(Raw records)
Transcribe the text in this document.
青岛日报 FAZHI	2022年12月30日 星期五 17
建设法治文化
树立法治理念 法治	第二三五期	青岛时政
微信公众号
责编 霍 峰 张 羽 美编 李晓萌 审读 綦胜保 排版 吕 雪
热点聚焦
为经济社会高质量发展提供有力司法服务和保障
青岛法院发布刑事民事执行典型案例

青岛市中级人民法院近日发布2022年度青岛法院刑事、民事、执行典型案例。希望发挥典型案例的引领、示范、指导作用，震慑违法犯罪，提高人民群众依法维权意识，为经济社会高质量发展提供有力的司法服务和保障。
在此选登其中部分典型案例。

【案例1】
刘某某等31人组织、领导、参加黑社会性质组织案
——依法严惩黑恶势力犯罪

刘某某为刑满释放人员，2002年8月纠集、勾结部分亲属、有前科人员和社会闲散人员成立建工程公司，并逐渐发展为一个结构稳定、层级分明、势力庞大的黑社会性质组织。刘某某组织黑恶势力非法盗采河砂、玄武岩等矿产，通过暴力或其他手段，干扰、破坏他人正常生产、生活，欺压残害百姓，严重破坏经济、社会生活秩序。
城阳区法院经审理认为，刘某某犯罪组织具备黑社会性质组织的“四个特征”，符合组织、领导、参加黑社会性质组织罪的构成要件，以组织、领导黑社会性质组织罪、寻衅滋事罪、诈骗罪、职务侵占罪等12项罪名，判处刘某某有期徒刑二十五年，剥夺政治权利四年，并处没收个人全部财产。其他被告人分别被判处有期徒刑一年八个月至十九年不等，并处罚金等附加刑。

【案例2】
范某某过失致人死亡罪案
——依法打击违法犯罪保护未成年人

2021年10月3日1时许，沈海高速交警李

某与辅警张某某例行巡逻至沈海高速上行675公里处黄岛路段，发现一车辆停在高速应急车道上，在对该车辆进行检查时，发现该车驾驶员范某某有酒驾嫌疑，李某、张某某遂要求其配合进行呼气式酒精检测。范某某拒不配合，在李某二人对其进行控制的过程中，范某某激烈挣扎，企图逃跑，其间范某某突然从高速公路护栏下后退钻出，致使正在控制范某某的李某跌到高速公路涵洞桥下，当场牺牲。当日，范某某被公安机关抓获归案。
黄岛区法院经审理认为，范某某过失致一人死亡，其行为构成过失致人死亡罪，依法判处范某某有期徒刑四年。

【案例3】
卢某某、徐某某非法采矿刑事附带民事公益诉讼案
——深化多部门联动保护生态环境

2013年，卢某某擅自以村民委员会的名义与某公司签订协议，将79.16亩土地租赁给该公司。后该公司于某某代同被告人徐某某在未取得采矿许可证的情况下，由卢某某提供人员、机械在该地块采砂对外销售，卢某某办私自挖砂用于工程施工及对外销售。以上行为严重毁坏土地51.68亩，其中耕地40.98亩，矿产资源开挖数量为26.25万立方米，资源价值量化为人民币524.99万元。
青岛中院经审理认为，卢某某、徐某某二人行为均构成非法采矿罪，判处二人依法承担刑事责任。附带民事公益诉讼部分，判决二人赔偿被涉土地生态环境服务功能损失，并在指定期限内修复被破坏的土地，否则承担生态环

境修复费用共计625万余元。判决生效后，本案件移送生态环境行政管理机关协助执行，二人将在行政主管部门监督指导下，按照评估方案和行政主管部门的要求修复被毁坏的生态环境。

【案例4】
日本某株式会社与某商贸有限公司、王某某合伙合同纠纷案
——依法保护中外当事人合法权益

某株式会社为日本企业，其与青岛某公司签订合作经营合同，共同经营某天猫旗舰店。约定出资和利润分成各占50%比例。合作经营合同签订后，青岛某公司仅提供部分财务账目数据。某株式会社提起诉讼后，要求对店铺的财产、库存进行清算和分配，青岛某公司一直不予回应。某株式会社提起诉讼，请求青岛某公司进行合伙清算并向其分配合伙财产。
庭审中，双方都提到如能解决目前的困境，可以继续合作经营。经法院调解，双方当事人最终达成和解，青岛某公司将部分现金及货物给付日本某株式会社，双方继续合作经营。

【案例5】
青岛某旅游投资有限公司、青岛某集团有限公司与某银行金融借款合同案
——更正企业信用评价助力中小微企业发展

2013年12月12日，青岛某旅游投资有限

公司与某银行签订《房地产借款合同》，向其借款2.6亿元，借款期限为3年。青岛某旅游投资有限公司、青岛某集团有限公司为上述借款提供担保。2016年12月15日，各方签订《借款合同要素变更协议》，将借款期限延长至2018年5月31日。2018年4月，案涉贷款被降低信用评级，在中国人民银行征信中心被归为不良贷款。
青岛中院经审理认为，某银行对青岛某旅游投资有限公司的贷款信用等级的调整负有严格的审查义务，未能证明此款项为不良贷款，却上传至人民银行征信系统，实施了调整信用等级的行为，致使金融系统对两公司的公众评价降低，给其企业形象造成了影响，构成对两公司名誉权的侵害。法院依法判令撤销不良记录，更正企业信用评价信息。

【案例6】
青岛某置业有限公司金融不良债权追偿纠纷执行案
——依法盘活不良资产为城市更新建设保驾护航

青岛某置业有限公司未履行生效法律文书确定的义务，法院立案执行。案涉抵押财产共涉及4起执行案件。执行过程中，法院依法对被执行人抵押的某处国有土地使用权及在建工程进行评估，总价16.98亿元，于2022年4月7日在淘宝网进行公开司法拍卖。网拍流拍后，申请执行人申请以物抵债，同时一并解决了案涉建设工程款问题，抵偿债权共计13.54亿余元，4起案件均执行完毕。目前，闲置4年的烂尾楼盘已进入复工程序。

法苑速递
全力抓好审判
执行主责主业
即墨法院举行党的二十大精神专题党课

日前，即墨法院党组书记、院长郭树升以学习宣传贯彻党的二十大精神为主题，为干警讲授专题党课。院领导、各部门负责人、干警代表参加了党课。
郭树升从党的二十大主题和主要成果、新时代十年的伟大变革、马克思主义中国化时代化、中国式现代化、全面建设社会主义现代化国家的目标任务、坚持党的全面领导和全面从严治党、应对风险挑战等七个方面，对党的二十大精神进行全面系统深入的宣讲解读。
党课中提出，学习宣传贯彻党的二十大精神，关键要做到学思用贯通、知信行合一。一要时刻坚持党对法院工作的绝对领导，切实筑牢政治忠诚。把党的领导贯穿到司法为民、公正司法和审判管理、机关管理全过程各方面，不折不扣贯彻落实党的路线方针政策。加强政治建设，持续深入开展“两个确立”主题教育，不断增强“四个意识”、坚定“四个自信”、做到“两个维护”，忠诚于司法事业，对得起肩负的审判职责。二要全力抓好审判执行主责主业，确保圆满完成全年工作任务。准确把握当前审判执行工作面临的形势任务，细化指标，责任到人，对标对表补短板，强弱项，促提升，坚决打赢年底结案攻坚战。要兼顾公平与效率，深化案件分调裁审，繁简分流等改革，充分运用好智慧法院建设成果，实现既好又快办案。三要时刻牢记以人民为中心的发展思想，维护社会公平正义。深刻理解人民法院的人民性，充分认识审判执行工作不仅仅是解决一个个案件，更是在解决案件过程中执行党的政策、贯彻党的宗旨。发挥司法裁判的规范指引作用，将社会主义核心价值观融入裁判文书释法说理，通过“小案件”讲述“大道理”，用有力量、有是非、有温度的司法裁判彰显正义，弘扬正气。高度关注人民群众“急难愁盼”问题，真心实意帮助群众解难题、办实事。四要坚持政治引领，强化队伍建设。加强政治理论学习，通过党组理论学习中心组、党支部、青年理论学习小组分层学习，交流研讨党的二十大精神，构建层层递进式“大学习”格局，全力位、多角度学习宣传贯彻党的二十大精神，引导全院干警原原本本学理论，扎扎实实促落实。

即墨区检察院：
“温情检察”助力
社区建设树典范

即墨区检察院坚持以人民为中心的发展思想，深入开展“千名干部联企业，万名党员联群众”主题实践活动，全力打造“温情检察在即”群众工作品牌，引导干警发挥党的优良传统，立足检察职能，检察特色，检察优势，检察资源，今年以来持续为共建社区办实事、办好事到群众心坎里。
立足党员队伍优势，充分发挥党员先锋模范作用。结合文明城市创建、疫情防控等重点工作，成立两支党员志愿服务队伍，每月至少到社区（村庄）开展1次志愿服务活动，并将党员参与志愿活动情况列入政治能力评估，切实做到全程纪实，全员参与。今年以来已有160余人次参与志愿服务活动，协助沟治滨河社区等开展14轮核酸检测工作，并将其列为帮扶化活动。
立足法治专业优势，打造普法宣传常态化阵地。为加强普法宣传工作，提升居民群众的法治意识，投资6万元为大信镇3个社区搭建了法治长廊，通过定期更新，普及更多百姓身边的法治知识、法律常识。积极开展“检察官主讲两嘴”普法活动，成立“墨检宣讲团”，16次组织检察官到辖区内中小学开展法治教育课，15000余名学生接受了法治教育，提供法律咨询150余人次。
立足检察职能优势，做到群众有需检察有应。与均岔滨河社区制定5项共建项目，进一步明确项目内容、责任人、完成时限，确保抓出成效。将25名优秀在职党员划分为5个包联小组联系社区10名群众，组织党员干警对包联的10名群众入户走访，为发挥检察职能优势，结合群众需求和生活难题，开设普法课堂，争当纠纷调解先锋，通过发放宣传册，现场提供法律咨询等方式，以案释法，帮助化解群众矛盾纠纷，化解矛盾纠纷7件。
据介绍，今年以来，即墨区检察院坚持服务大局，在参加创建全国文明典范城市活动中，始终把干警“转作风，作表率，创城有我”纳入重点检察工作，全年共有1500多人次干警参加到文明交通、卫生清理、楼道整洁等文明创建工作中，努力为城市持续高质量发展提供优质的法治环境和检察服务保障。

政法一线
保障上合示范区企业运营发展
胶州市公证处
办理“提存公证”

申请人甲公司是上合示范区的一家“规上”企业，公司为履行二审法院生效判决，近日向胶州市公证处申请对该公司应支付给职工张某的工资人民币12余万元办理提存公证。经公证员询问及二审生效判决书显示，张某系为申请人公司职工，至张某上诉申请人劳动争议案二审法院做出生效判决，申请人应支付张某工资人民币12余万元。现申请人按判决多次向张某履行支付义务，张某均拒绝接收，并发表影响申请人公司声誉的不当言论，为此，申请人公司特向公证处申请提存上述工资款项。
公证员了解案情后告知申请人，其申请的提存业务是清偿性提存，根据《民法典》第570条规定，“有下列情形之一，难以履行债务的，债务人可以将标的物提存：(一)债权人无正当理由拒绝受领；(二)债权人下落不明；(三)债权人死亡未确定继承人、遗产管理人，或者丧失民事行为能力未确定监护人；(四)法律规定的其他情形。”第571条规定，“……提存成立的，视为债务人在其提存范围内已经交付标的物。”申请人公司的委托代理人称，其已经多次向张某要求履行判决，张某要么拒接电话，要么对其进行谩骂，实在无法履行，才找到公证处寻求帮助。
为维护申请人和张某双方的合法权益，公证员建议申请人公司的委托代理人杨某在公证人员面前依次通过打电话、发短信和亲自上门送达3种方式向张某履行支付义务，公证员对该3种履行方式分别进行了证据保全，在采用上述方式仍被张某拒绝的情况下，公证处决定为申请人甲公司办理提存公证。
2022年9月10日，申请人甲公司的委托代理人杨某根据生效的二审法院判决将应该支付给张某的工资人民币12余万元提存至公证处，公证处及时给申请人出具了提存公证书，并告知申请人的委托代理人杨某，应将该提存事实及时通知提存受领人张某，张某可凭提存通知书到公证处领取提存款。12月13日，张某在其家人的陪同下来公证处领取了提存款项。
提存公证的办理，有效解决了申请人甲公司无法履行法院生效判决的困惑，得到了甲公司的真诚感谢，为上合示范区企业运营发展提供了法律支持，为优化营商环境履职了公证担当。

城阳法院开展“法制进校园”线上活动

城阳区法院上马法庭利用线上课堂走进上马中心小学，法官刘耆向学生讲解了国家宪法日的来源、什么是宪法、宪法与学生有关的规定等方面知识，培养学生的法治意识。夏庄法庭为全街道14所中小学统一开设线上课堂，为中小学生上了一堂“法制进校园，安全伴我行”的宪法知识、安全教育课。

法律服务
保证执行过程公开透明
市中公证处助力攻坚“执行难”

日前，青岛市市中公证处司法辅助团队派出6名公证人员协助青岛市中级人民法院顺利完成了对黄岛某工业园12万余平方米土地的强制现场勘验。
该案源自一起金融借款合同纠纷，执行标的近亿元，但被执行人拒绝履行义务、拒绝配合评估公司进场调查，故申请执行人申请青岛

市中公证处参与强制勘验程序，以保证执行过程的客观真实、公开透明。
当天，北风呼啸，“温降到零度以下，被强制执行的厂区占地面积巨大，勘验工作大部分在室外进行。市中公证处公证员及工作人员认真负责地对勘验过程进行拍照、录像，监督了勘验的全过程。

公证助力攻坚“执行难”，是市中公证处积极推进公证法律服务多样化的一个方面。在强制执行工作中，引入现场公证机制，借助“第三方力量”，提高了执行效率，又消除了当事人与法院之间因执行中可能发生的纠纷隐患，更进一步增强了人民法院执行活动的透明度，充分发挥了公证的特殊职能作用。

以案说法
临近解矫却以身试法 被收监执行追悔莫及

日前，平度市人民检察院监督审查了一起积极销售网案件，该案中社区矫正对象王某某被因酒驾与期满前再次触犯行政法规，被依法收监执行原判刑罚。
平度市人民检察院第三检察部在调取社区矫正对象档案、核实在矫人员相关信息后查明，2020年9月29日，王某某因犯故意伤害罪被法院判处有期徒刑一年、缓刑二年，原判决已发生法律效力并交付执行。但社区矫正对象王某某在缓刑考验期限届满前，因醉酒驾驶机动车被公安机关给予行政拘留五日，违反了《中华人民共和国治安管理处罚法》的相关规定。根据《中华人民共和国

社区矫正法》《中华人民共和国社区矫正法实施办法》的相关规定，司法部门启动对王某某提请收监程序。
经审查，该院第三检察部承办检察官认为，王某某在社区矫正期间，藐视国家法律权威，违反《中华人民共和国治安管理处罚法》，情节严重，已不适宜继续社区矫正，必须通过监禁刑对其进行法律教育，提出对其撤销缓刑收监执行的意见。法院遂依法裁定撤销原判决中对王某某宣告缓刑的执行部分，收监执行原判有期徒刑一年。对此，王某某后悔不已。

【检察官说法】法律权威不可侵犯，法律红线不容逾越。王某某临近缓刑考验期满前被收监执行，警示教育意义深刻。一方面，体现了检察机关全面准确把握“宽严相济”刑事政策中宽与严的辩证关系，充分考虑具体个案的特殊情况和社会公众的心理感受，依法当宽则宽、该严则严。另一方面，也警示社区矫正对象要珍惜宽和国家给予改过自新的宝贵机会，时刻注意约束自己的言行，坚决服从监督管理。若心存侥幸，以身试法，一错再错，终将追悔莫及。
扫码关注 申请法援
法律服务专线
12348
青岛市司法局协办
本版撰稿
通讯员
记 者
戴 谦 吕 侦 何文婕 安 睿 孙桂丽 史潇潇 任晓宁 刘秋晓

§ Exercise aim:
Return, from the data, each line that has the word "青岛中院经审理认为" in it.

§ Reply:
青岛中院经审理认为，卢某某、徐某某二人行为均构成非法采矿罪，判处二人依法承担刑事责任。附带民事公益诉讼部分，判决二人赔偿被涉土地生态环境服务功能损失，并在指定期限内修复被破坏的土地，否则承担生态环
青岛中院经审理认为，某银行对青岛某旅游投资有限公司的贷款信用等级的调整负有严格的审查义务，未能证明此款项为不良贷款，却上传至人民银行征信系统，实施了调整信用等级的行为，致使金融系统对两公司的公众评价降低，给其企业形象造成了影响，构成对两公司名誉权的侵害。法院依法判令撤销不良记录，更正企业信用评价信息。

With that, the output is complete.